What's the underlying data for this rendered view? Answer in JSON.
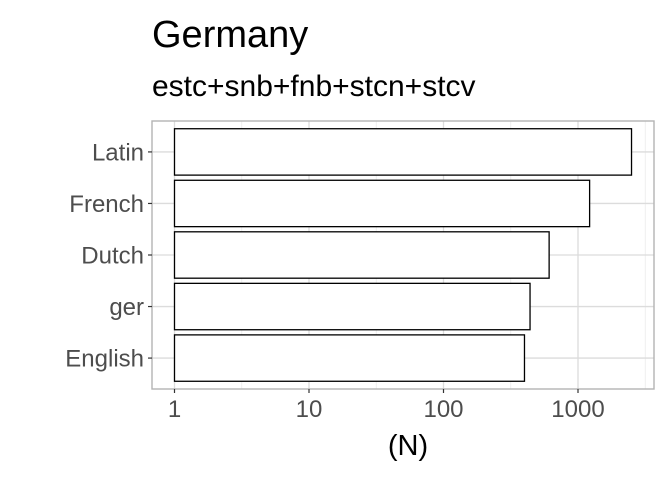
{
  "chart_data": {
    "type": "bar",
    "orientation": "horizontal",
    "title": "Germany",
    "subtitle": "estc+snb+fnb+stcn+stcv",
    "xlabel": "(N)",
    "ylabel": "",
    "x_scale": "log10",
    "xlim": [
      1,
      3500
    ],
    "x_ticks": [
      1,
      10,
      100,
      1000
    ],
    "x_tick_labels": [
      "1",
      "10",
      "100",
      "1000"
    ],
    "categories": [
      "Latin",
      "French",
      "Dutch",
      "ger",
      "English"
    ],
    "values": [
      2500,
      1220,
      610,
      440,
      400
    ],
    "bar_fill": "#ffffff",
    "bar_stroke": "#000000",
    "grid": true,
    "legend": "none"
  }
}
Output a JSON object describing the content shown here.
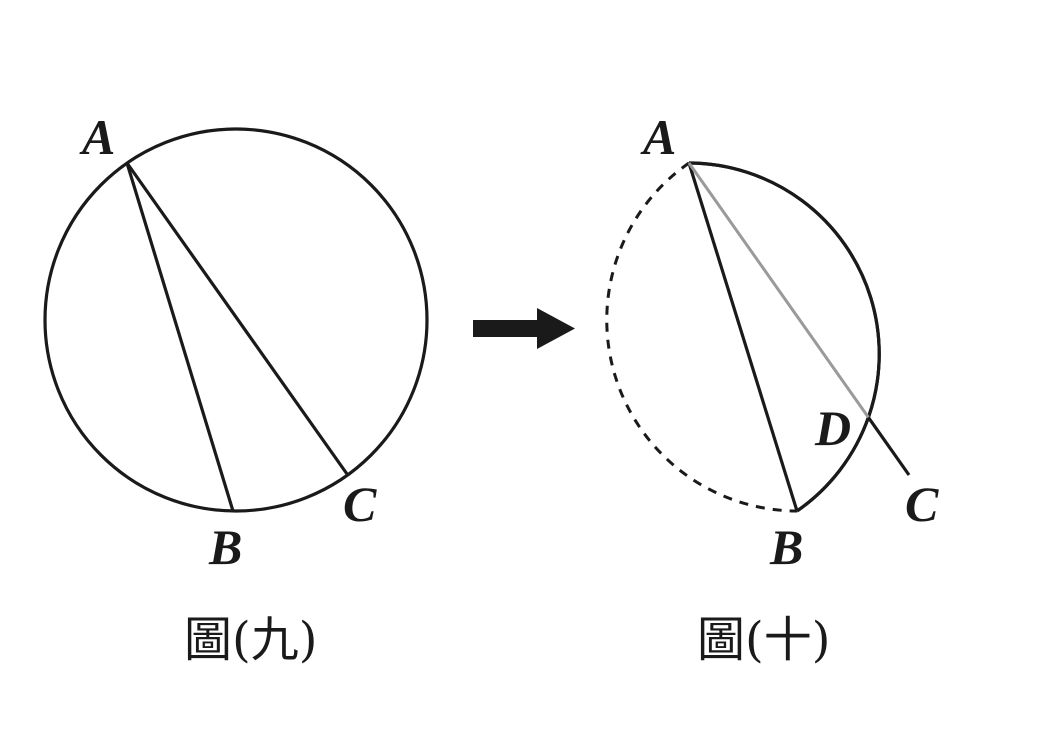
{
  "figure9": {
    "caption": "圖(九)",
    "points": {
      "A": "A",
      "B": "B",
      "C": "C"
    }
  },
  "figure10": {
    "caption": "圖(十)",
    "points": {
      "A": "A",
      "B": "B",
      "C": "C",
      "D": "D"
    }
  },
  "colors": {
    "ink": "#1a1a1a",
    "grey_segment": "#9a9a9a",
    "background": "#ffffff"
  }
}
────
What is asked:
Repeat each entry above word for word, leaving every picture out.

Solution to this problem:
What's the underlying data for this rendered view? Answer in JSON.
{
  "chart_data": {
    "type": "bar",
    "orientation": "horizontal",
    "title": "Germany",
    "subtitle": "estc+snb+fnb+stcn+stcv",
    "xlabel": "(N)",
    "ylabel": "",
    "x_scale": "log10",
    "xlim": [
      1,
      3500
    ],
    "x_ticks": [
      1,
      10,
      100,
      1000
    ],
    "x_tick_labels": [
      "1",
      "10",
      "100",
      "1000"
    ],
    "categories": [
      "Latin",
      "French",
      "Dutch",
      "ger",
      "English"
    ],
    "values": [
      2500,
      1220,
      610,
      440,
      400
    ],
    "bar_fill": "#ffffff",
    "bar_stroke": "#000000",
    "grid": true,
    "legend": "none"
  }
}
Output a JSON object describing the content shown here.
{
  "figure9": {
    "caption": "圖(九)",
    "points": {
      "A": "A",
      "B": "B",
      "C": "C"
    }
  },
  "figure10": {
    "caption": "圖(十)",
    "points": {
      "A": "A",
      "B": "B",
      "C": "C",
      "D": "D"
    }
  },
  "colors": {
    "ink": "#1a1a1a",
    "grey_segment": "#9a9a9a",
    "background": "#ffffff"
  }
}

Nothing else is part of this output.